====== Information supplied
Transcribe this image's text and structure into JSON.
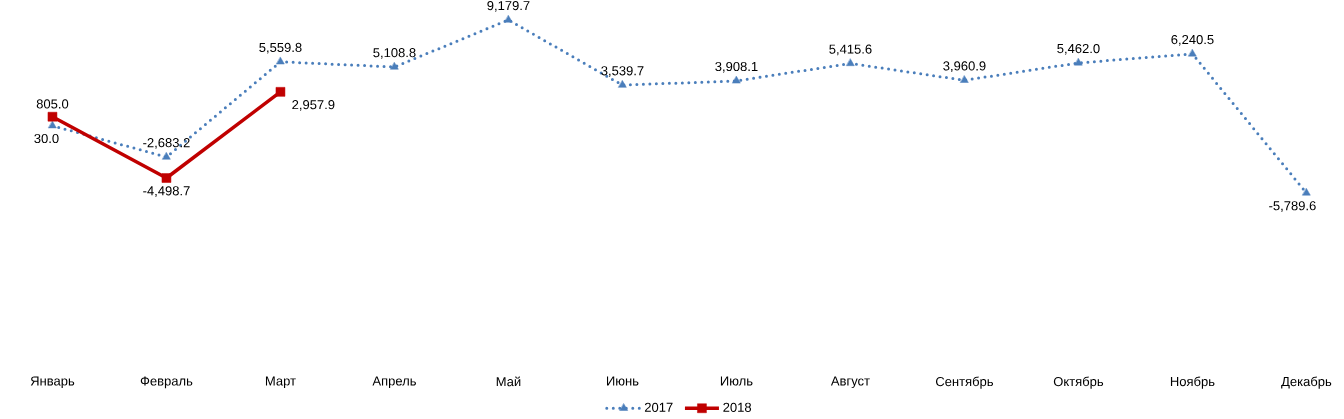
{
  "chart_data": {
    "type": "line",
    "categories": [
      "Январь",
      "Февраль",
      "Март",
      "Апрель",
      "Май",
      "Июнь",
      "Июль",
      "Август",
      "Сентябрь",
      "Октябрь",
      "Ноябрь",
      "Декабрь"
    ],
    "series": [
      {
        "name": "2017",
        "color": "#4a7ebb",
        "marker": "triangle",
        "line_style": "dotted",
        "values": [
          30.0,
          -2683.2,
          5559.8,
          5108.8,
          9179.7,
          3539.7,
          3908.1,
          5415.6,
          3960.9,
          5462.0,
          6240.5,
          -5789.6
        ],
        "value_labels": [
          "30.0",
          "-2,683.2",
          "5,559.8",
          "5,108.8",
          "9,179.7",
          "3,539.7",
          "3,908.1",
          "5,415.6",
          "3,960.9",
          "5,462.0",
          "6,240.5",
          "-5,789.6"
        ]
      },
      {
        "name": "2018",
        "color": "#c00000",
        "marker": "square",
        "line_style": "solid",
        "values": [
          805.0,
          -4498.7,
          2957.9,
          null,
          null,
          null,
          null,
          null,
          null,
          null,
          null,
          null
        ],
        "value_labels": [
          "805.0",
          "-4,498.7",
          "2,957.9",
          null,
          null,
          null,
          null,
          null,
          null,
          null,
          null,
          null
        ]
      }
    ],
    "legend": "bottom"
  }
}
============
Give back each entry exactly as it appears, with no pictures.

| Correct output |
Transcribe this image's text and structure into JSON.
{
  "chart_data": {
    "type": "line",
    "categories": [
      "Январь",
      "Февраль",
      "Март",
      "Апрель",
      "Май",
      "Июнь",
      "Июль",
      "Август",
      "Сентябрь",
      "Октябрь",
      "Ноябрь",
      "Декабрь"
    ],
    "series": [
      {
        "name": "2017",
        "color": "#4a7ebb",
        "marker": "triangle",
        "line_style": "dotted",
        "values": [
          30.0,
          -2683.2,
          5559.8,
          5108.8,
          9179.7,
          3539.7,
          3908.1,
          5415.6,
          3960.9,
          5462.0,
          6240.5,
          -5789.6
        ],
        "value_labels": [
          "30.0",
          "-2,683.2",
          "5,559.8",
          "5,108.8",
          "9,179.7",
          "3,539.7",
          "3,908.1",
          "5,415.6",
          "3,960.9",
          "5,462.0",
          "6,240.5",
          "-5,789.6"
        ]
      },
      {
        "name": "2018",
        "color": "#c00000",
        "marker": "square",
        "line_style": "solid",
        "values": [
          805.0,
          -4498.7,
          2957.9,
          null,
          null,
          null,
          null,
          null,
          null,
          null,
          null,
          null
        ],
        "value_labels": [
          "805.0",
          "-4,498.7",
          "2,957.9",
          null,
          null,
          null,
          null,
          null,
          null,
          null,
          null,
          null
        ]
      }
    ],
    "legend": "bottom"
  }
}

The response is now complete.